__WHAT IS EXPECTED__. Using the records below, please work out how many lines contain "Blue"; answer with the number alone.

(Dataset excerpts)
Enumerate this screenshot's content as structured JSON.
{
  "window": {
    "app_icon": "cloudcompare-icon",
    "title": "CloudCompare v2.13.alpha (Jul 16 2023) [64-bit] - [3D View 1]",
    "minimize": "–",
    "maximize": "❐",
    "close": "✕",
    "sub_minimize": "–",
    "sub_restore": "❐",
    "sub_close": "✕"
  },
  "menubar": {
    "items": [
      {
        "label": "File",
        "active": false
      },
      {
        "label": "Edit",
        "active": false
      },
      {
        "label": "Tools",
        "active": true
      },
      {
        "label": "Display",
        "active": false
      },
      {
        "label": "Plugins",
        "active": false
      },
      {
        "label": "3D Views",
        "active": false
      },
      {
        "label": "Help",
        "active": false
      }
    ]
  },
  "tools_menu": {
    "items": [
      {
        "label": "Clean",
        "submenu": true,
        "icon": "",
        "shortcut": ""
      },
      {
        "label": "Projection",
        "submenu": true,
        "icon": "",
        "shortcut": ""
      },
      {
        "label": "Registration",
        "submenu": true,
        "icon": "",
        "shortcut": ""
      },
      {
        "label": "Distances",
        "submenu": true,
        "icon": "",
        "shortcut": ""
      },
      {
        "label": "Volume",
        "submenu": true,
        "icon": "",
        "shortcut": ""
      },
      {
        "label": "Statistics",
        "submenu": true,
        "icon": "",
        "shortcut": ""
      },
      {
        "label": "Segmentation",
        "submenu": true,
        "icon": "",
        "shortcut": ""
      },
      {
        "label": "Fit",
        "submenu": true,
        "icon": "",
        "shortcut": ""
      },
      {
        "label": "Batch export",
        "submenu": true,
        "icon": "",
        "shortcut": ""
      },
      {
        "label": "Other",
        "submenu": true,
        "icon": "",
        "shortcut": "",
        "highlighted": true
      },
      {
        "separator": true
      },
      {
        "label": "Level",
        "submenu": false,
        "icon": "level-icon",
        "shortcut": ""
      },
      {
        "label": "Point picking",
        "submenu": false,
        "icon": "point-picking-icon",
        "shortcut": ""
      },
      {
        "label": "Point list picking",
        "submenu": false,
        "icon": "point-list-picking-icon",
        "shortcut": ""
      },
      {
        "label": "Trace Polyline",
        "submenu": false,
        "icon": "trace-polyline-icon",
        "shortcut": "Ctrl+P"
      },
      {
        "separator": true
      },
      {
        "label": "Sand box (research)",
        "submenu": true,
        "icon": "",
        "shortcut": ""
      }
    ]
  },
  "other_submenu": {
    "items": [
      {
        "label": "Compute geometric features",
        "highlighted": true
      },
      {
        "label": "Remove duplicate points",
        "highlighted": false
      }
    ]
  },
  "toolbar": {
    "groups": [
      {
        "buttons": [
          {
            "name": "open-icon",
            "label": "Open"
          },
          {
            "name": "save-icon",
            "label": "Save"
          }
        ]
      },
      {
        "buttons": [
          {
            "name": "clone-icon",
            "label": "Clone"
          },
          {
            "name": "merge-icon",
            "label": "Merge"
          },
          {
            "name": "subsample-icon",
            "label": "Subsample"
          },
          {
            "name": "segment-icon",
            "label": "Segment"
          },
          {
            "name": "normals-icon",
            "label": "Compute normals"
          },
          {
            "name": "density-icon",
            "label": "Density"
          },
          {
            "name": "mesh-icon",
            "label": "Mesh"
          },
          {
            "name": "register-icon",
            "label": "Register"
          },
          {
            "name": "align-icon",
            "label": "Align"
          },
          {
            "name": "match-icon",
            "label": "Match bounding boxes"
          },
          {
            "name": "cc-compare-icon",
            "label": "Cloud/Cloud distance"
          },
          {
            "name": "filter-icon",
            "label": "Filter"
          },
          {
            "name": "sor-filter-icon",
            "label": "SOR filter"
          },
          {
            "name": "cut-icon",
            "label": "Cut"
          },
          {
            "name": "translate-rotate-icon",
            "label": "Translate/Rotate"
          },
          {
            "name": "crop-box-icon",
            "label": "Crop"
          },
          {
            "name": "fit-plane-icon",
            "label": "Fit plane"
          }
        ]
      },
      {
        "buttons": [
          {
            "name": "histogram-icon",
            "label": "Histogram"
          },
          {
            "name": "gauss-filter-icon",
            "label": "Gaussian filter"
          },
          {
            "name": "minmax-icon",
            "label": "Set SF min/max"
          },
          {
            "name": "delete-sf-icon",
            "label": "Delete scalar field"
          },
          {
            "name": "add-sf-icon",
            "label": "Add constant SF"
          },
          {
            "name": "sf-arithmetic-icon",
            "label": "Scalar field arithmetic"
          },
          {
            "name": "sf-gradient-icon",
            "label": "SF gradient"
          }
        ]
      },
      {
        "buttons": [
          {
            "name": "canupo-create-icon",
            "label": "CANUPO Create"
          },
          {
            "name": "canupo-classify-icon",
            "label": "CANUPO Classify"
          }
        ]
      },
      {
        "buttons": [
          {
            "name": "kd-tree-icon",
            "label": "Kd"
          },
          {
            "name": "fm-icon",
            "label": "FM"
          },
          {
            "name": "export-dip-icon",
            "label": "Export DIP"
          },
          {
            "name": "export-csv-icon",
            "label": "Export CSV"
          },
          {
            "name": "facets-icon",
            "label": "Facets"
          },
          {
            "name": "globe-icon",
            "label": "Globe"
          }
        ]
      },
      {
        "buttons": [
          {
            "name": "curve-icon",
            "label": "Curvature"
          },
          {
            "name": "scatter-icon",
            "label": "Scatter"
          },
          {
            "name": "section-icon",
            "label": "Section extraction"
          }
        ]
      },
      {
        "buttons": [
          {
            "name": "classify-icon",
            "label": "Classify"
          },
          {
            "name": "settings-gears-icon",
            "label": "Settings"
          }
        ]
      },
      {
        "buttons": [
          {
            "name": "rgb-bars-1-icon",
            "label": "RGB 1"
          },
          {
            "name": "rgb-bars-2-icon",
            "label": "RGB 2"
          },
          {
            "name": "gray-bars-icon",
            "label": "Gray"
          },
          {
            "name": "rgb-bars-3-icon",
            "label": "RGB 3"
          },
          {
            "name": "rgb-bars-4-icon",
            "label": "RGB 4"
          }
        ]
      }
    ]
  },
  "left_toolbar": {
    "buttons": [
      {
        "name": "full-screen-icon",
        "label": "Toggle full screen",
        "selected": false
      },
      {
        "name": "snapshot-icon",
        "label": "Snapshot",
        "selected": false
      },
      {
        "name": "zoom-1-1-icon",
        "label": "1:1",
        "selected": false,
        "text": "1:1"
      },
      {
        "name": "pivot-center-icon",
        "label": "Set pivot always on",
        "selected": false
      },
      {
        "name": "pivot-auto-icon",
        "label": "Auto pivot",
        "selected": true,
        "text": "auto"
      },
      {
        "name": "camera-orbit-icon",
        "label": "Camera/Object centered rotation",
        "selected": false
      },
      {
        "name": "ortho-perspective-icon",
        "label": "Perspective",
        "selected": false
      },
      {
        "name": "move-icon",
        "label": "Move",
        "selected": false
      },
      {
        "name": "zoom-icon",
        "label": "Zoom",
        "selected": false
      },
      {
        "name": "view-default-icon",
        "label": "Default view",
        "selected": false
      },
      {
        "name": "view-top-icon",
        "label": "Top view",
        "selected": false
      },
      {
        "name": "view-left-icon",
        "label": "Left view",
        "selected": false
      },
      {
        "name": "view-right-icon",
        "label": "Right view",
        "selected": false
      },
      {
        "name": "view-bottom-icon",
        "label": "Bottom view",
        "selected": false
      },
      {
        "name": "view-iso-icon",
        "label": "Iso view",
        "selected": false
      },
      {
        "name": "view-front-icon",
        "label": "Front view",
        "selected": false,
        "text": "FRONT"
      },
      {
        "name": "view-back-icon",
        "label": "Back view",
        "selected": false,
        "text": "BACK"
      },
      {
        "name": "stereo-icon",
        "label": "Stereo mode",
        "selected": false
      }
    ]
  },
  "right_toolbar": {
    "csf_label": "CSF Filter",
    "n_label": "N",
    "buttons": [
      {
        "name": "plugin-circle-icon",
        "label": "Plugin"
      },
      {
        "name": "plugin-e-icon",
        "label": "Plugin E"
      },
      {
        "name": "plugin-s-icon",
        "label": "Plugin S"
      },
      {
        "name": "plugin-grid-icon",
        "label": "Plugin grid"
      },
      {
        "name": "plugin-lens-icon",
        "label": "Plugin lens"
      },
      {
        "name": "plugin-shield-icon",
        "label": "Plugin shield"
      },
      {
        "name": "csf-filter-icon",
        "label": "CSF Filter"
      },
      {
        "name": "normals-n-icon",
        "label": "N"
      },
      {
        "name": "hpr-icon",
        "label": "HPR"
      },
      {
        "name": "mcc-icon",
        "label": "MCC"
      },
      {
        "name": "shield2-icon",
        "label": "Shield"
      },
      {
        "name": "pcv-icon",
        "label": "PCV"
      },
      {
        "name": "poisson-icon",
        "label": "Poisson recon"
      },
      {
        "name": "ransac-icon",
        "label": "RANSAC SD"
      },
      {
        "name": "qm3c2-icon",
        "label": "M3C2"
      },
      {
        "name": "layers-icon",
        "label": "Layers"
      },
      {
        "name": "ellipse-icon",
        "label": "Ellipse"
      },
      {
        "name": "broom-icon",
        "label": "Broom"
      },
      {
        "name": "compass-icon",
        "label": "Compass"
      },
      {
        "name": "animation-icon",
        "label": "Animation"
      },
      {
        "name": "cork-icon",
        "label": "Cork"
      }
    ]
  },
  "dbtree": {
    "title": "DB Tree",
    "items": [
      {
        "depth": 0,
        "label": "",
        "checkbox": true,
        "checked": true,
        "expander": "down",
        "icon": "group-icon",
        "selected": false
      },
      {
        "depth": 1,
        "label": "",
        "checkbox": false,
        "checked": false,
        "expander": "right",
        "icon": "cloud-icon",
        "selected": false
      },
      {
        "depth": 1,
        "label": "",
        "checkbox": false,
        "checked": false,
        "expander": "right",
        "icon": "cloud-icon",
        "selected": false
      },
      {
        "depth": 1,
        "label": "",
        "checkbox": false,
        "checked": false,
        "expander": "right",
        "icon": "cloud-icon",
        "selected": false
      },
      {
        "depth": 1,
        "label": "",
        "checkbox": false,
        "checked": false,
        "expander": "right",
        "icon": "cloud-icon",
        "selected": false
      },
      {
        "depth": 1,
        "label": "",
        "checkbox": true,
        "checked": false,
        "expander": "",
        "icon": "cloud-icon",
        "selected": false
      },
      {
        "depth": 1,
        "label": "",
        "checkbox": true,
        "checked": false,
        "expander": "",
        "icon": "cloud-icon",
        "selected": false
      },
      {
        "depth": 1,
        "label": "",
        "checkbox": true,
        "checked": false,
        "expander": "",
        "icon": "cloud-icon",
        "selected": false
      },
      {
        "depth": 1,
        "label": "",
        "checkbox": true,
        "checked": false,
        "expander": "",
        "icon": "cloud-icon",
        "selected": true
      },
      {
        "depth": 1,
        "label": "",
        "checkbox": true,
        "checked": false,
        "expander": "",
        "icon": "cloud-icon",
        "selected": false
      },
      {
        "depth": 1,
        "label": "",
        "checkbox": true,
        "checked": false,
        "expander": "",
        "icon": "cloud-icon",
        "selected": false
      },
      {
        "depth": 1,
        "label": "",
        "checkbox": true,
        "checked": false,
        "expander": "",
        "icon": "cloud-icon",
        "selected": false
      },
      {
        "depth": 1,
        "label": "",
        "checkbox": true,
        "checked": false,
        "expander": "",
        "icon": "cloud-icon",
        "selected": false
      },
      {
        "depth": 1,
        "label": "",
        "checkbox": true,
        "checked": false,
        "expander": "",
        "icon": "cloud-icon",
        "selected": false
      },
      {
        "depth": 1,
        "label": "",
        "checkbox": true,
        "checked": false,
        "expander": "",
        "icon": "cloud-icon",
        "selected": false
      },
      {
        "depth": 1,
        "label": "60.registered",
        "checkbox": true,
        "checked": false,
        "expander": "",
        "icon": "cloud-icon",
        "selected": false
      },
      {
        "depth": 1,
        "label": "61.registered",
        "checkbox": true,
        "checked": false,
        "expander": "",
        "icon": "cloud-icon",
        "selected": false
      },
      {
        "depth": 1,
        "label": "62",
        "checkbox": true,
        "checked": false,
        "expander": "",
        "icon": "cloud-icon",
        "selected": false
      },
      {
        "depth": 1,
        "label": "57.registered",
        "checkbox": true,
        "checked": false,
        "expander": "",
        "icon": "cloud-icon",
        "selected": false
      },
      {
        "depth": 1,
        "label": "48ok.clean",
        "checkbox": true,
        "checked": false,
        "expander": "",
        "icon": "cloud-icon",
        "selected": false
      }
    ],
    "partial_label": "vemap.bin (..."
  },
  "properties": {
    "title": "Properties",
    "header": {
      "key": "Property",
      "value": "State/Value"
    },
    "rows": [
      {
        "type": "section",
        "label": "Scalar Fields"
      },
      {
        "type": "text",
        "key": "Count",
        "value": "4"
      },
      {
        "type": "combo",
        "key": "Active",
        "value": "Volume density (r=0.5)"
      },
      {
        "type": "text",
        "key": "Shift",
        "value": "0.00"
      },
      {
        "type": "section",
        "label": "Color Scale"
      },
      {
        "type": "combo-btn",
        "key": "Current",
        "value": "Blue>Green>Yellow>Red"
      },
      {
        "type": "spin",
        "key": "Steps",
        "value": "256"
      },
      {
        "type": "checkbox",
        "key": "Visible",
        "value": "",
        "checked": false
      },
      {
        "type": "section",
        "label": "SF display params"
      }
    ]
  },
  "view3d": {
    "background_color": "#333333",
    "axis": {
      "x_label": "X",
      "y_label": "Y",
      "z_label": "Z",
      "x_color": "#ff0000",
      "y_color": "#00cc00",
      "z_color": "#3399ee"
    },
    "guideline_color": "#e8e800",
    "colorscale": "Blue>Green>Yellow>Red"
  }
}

__EXPECTED OUTPUT__. 2